Your task :: Check every line of the data below for the string "icon", and copy the ones that hold it.
───── Records for the exercise
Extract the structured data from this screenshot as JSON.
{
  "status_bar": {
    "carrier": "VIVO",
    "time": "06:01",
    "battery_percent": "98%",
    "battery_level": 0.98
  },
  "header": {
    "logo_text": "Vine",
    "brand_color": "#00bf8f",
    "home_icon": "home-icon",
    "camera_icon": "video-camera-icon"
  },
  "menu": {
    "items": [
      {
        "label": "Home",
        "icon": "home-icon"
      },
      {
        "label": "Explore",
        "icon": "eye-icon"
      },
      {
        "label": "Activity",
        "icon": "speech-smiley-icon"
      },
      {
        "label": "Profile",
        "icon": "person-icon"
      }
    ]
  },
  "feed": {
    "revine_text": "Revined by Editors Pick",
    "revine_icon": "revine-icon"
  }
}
──────────
Written solution ::
    "home_icon": "home-icon",
    "camera_icon": "video-camera-icon"
        "icon": "home-icon"
        "icon": "eye-icon"
        "icon": "speech-smiley-icon"
        "icon": "person-icon"
    "revine_icon": "revine-icon"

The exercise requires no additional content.